▸ Task instructions
Repeat, without any change, the entries presented below.

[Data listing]
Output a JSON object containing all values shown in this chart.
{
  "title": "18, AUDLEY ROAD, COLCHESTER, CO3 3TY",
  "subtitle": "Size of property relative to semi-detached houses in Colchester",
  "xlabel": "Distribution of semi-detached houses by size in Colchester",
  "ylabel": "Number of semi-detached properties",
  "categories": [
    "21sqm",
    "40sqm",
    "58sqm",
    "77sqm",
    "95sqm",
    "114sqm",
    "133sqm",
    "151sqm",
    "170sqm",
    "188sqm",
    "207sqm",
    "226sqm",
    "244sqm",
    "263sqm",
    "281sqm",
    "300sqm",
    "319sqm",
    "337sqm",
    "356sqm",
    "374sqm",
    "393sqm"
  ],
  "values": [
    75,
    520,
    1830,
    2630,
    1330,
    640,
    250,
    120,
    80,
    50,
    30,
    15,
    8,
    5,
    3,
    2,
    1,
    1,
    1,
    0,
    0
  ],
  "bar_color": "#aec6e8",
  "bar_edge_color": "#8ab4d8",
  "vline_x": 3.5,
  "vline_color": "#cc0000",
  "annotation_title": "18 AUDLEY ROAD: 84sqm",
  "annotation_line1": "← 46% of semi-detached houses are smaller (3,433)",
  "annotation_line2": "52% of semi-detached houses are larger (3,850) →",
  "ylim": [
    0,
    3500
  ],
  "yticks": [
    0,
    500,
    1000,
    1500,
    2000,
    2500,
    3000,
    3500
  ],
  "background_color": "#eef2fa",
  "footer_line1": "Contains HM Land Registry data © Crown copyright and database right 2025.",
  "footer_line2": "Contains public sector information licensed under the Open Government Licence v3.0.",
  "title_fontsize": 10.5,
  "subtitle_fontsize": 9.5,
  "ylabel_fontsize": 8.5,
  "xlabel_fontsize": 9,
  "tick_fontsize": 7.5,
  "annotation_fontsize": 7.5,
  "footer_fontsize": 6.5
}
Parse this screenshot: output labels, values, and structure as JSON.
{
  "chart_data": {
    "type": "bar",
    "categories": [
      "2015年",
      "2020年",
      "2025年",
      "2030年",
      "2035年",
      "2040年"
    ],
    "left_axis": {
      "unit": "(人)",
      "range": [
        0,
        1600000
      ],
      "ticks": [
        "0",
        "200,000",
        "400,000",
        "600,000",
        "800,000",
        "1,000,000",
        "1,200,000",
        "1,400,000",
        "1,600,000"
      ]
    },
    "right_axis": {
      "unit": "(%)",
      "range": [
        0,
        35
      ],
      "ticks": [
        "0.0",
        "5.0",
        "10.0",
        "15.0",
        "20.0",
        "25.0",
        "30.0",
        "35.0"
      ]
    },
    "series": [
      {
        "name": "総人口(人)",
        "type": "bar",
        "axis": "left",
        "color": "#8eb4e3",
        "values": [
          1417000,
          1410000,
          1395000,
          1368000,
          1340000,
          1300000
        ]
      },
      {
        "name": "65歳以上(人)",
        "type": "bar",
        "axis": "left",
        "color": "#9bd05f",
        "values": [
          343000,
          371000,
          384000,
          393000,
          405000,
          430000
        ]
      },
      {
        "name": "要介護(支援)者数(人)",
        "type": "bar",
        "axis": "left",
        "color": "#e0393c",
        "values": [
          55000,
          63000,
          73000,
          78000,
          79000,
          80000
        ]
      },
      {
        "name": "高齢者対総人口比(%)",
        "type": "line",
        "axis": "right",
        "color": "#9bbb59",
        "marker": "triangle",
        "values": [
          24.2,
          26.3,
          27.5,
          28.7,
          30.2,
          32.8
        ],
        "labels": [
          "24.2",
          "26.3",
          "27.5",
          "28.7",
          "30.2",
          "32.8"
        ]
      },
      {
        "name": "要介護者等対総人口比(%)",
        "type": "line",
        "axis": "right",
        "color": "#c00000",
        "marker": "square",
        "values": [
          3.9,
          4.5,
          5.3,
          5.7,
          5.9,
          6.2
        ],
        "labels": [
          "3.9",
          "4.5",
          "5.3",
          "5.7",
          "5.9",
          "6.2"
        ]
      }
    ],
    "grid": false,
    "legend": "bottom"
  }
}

▸ Problem solution
Output a JSON object containing all values shown in this chart.
{
  "title": "18, AUDLEY ROAD, COLCHESTER, CO3 3TY",
  "subtitle": "Size of property relative to semi-detached houses in Colchester",
  "xlabel": "Distribution of semi-detached houses by size in Colchester",
  "ylabel": "Number of semi-detached properties",
  "categories": [
    "21sqm",
    "40sqm",
    "58sqm",
    "77sqm",
    "95sqm",
    "114sqm",
    "133sqm",
    "151sqm",
    "170sqm",
    "188sqm",
    "207sqm",
    "226sqm",
    "244sqm",
    "263sqm",
    "281sqm",
    "300sqm",
    "319sqm",
    "337sqm",
    "356sqm",
    "374sqm",
    "393sqm"
  ],
  "values": [
    75,
    520,
    1830,
    2630,
    1330,
    640,
    250,
    120,
    80,
    50,
    30,
    15,
    8,
    5,
    3,
    2,
    1,
    1,
    1,
    0,
    0
  ],
  "bar_color": "#aec6e8",
  "bar_edge_color": "#8ab4d8",
  "vline_x": 3.5,
  "vline_color": "#cc0000",
  "annotation_title": "18 AUDLEY ROAD: 84sqm",
  "annotation_line1": "← 46% of semi-detached houses are smaller (3,433)",
  "annotation_line2": "52% of semi-detached houses are larger (3,850) →",
  "ylim": [
    0,
    3500
  ],
  "yticks": [
    0,
    500,
    1000,
    1500,
    2000,
    2500,
    3000,
    3500
  ],
  "background_color": "#eef2fa",
  "footer_line1": "Contains HM Land Registry data © Crown copyright and database right 2025.",
  "footer_line2": "Contains public sector information licensed under the Open Government Licence v3.0.",
  "title_fontsize": 10.5,
  "subtitle_fontsize": 9.5,
  "ylabel_fontsize": 8.5,
  "xlabel_fontsize": 9,
  "tick_fontsize": 7.5,
  "annotation_fontsize": 7.5,
  "footer_fontsize": 6.5
}
Parse this screenshot: output labels, values, and structure as JSON.
{
  "chart_data": {
    "type": "bar",
    "categories": [
      "2015年",
      "2020年",
      "2025年",
      "2030年",
      "2035年",
      "2040年"
    ],
    "left_axis": {
      "unit": "(人)",
      "range": [
        0,
        1600000
      ],
      "ticks": [
        "0",
        "200,000",
        "400,000",
        "600,000",
        "800,000",
        "1,000,000",
        "1,200,000",
        "1,400,000",
        "1,600,000"
      ]
    },
    "right_axis": {
      "unit": "(%)",
      "range": [
        0,
        35
      ],
      "ticks": [
        "0.0",
        "5.0",
        "10.0",
        "15.0",
        "20.0",
        "25.0",
        "30.0",
        "35.0"
      ]
    },
    "series": [
      {
        "name": "総人口(人)",
        "type": "bar",
        "axis": "left",
        "color": "#8eb4e3",
        "values": [
          1417000,
          1410000,
          1395000,
          1368000,
          1340000,
          1300000
        ]
      },
      {
        "name": "65歳以上(人)",
        "type": "bar",
        "axis": "left",
        "color": "#9bd05f",
        "values": [
          343000,
          371000,
          384000,
          393000,
          405000,
          430000
        ]
      },
      {
        "name": "要介護(支援)者数(人)",
        "type": "bar",
        "axis": "left",
        "color": "#e0393c",
        "values": [
          55000,
          63000,
          73000,
          78000,
          79000,
          80000
        ]
      },
      {
        "name": "高齢者対総人口比(%)",
        "type": "line",
        "axis": "right",
        "color": "#9bbb59",
        "marker": "triangle",
        "values": [
          24.2,
          26.3,
          27.5,
          28.7,
          30.2,
          32.8
        ],
        "labels": [
          "24.2",
          "26.3",
          "27.5",
          "28.7",
          "30.2",
          "32.8"
        ]
      },
      {
        "name": "要介護者等対総人口比(%)",
        "type": "line",
        "axis": "right",
        "color": "#c00000",
        "marker": "square",
        "values": [
          3.9,
          4.5,
          5.3,
          5.7,
          5.9,
          6.2
        ],
        "labels": [
          "3.9",
          "4.5",
          "5.3",
          "5.7",
          "5.9",
          "6.2"
        ]
      }
    ],
    "grid": false,
    "legend": "bottom"
  }
}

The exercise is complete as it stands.